Non avevo mai letto questa autrice e mi sono avvicinata a lei per la prima volta tramite il libro di cui vi parlerò qui, Memoria di ragazza, un romanzo nel quale – come si intuisce già dal titolo – la memoria gioca un ruolo fondamentale. La trama è molto sottile: Ernaux tenta di rimettersi nei panni di una lei più giovane e immatura, in particolare nella ragazza del ’58 che, diciottenne, si allontana per la prima volta dalla casa dei suoi genitori in un piccolo paese della Francia, Yvevot, per andare a fare l’educatrice nella colonia di S.

Un’esperienza che sebbene possa apparire come una parentesi breve e poco rilevante agirà invece su di lei in maniera incisiva. Felice di sottrarsi finalmente al suo ambiente provinciale – una famiglia senza grandi aspirazioni culturali, proprietaria di un piccolo negozio di alimentari -, è determinata a godersi fino fino in fondo questa sua prima prova di libertà, questo ingresso che si rivelerà quanto mai traballante nel cosiddetto mondo adulto. Nella colonia, la giovane Annie che fino ad allora non aveva mai avuto contatto con un uomo, si concede alla prima occasione utile e si invaghisce in maniera sproporzionata di un uomo, un altro educatore della colonia, che evidentemente non aveva alcun interesse nei suoi confronti se non quello di una notte. Il suo corpo e il suo cervello agiscono come se non avessero coscienza di quello che sta facendo, va poi con altri ragazzi, viene insultata per il suo comportamento licenzioso e facile, ma la cosa non sembra toccarla. Ernaux cerca di recuperare con l’aiuto della scrittura questa ragazza del ’58, i suoi stati d’animo, come abbia vissuto l’attesa e l’esperienza di quella cosa a lei ignota che era il sesso, il ruolo che quella prima notte ha giocato nelle decisioni riguardanti la sua vita venute subito dopo, cerca di recuperare sapendo già che sarà una sorta di battaglia persa, perché quella ragazza del ’58 non esiste più, è come fosse un’altra e infatti ne parla sempre in terza persona, non è mai io, ma lei. Eppure se una possibilità di recupero di questa sostanza tanto intangibile e volatile esiste, è così proprio grazie alla scrittura, tramite il lento e chirurgico dipanarsi degli eventi e delle riflessioni che si distendono pagina dopo pagina.

A che scopo scrivere, d’altronde, se non per disseppellire cose, magari anche una soltanto, irriducibile a ogni sorta di spiegazione – psicologica, sociologica o quant’altro -, una cosa che sia il risultato del racconto stesso e non di un’idea precostituita o di una dimostrazione, una cosa che provenga dal dispiegamento delle increspature della narrazione, che possa aiutare a comprendere – a sopportare – ciò che accade e ciò che facciamo.

__CONSEGNA 1__
Modifica il brano su Memoria di ragazza tra "A che scopo" e "ciò che facciamo.", estremi inclusi, mettendo "storia" al posto di "narrazione".
__CONSEGNA 2__
Rispondi a queste domande sul brano su Memoria di ragazza:
(a) In quale paese della Francia si trova la casa dei genitori della ragazza?
(b) Che cosa possiede la sua famiglia?
(c) In quale persona Ernaux parla sempre della ragazza del ’58?
__CONSEGNA 3__
Riprendi il brano su Memoria di ragazza e proseguilo dopo la sua ultima frase.

__DATI FORNITI__
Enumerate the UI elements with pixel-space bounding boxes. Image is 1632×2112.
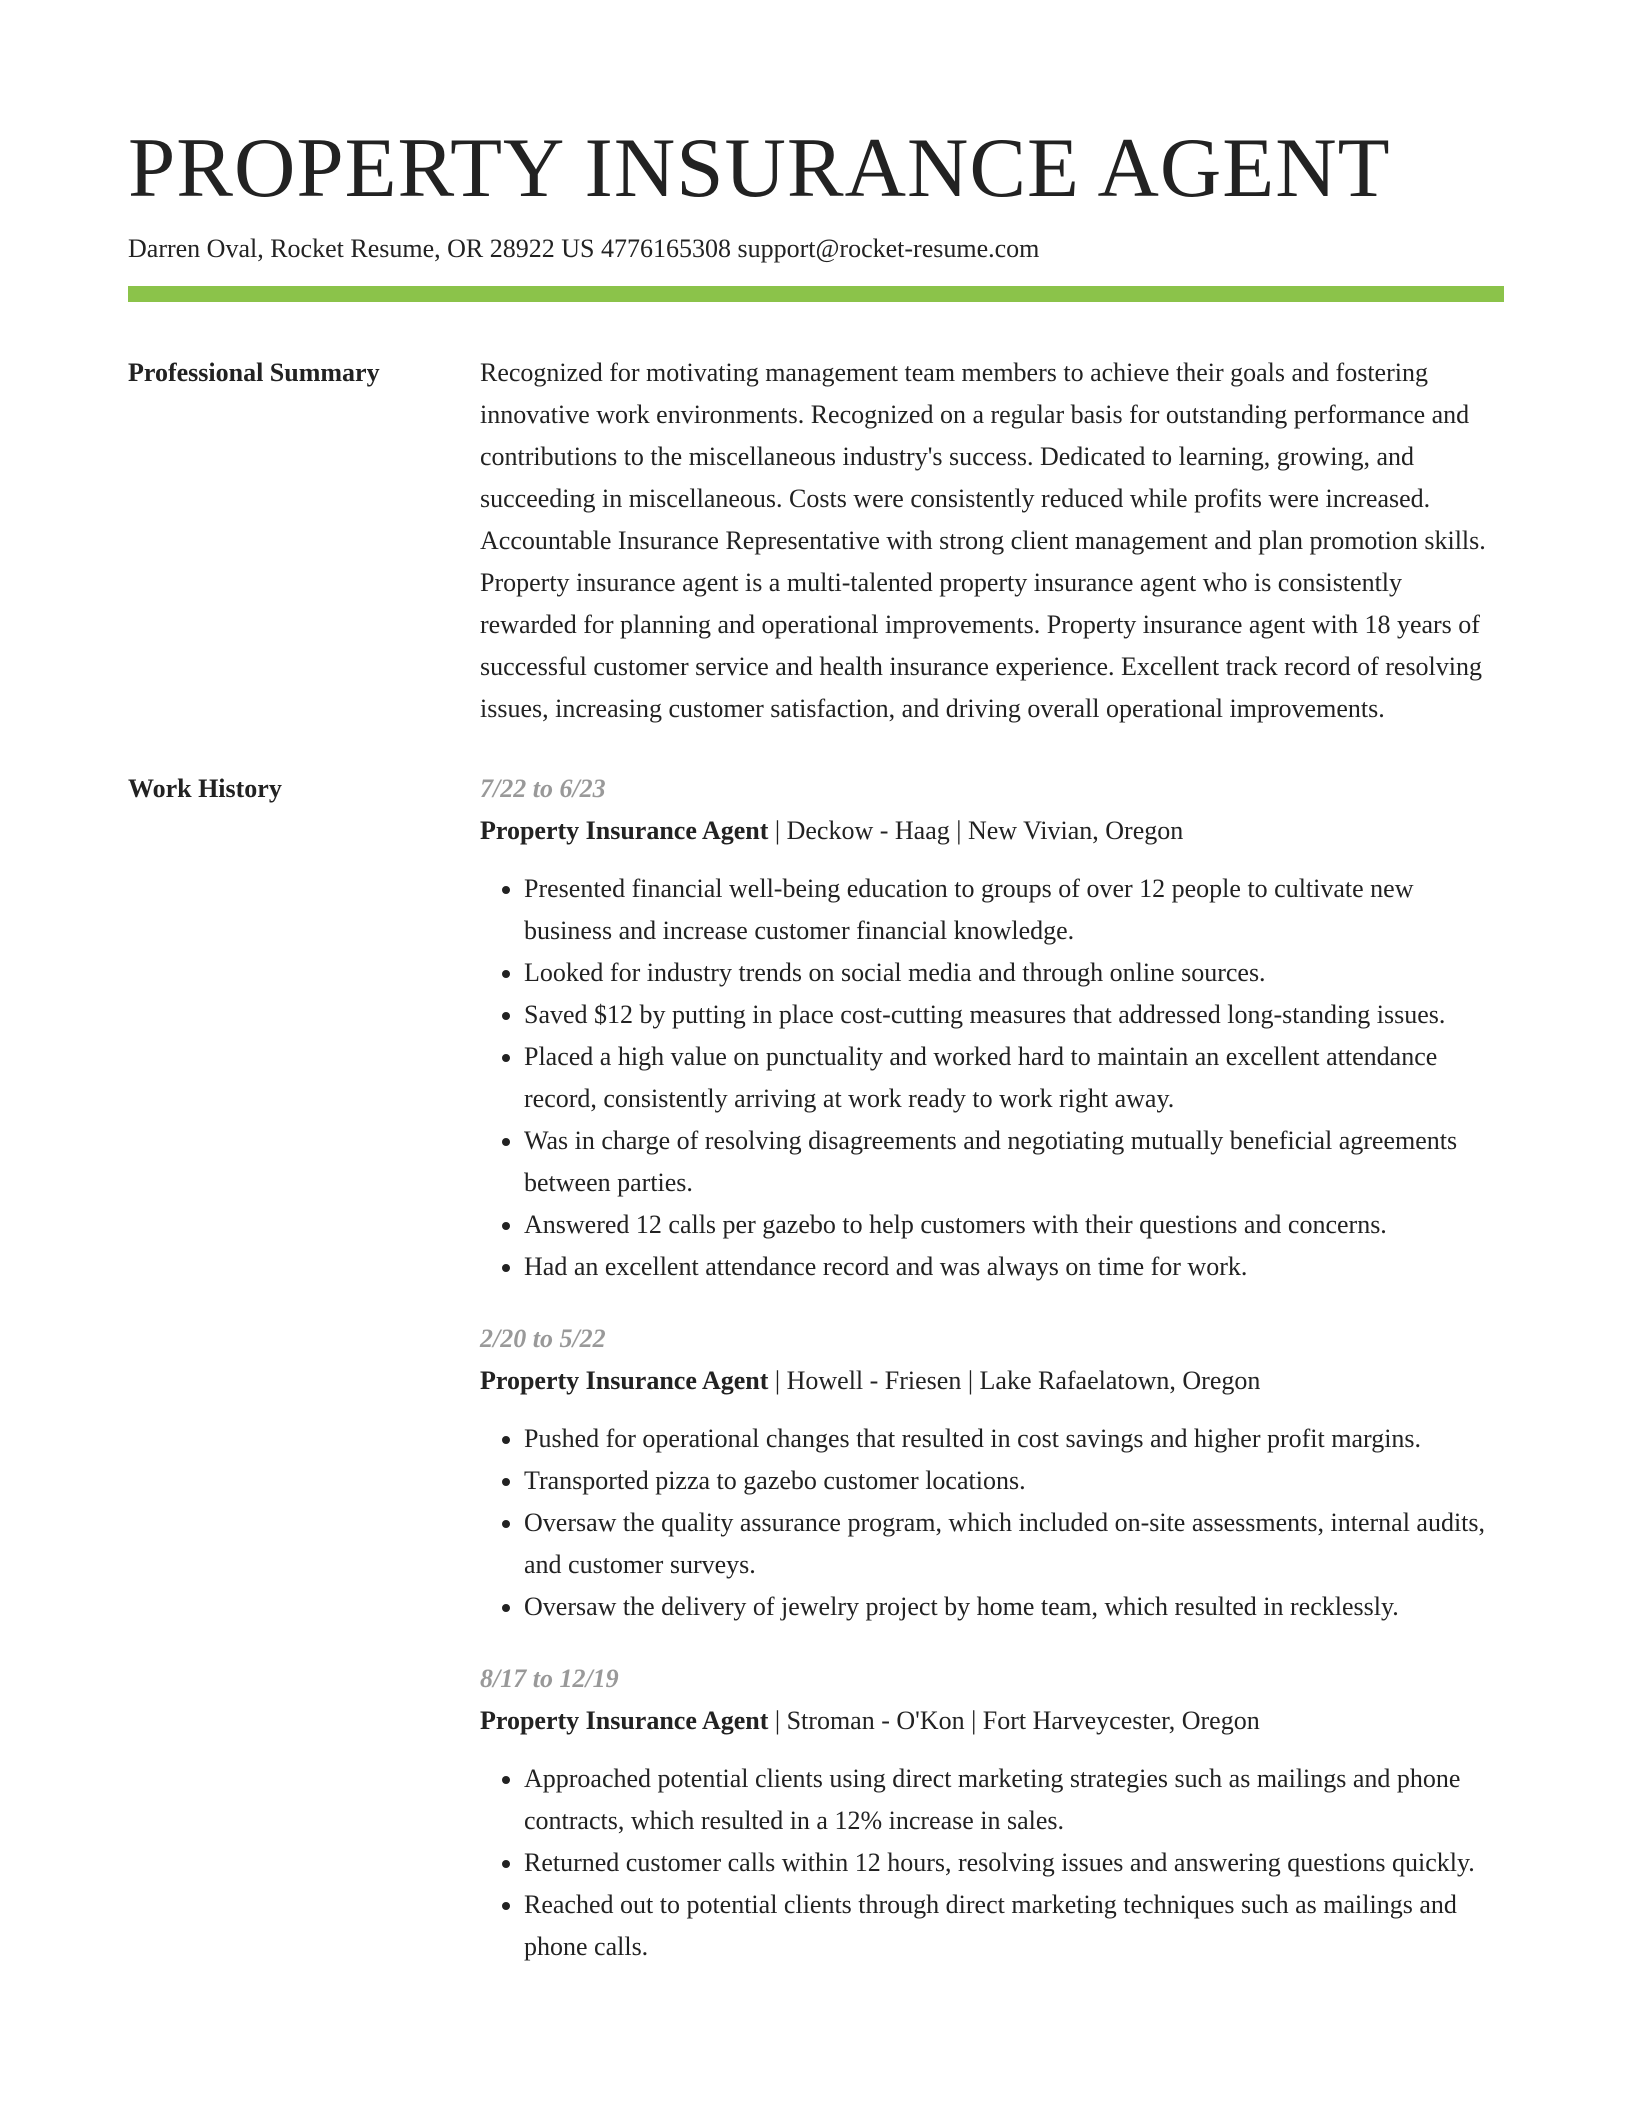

__RISULTATO ATTESO 1__
A che scopo scrivere, d’altronde, se non per disseppellire cose, magari anche una soltanto, irriducibile a ogni sorta di spiegazione – psicologica, sociologica o quant’altro -, una cosa che sia il risultato del racconto stesso e non di un’idea precostituita o di una dimostrazione, una cosa che provenga dal dispiegamento delle increspature della storia, che possa aiutare a comprendere – a sopportare – ciò che accade e ciò che facciamo.

__RISULTATO ATTESO 2__
(a) A Yvevot.
(b) Un piccolo negozio di alimentari.
(c) In terza persona.

__RISULTATO ATTESO 3__
Insieme a quello della memoria – almeno in un paio di occasioni viene citata la Ricerca del tempo perduto di Proust -, il tema della scrittura è una colonna portante di questo libro. La scrittura diventerà la sua voce più autentica, il porto sicuro a cui approda dopo una serie di tentativi ingenui e mal calcolati. Diventa il mezzo di analisi che le permette di andare a sondare certi temi legati alla società, alla differenza di classe e come questo abbia un riverbero nell’esistenza di ciascuno: solo ad anni di distanza per esempio, scrivendone adesso, capisce che quello che mancava alla ragazza del ’58 è la sicurezza in sé, l’agio e la leggerezza nello stare al mondo che solo un certo tipo di ambiente sociale (medio-alto) riesce a regalarti in maniera così naturale e in un certo senso quasi raccapricciante, com’era per esempio per sua amica del periodo londinese che ai quei tempi Annie riteneva solo una ragazza strepitosa, senza pregiudizi, divertente, sempre ottimista.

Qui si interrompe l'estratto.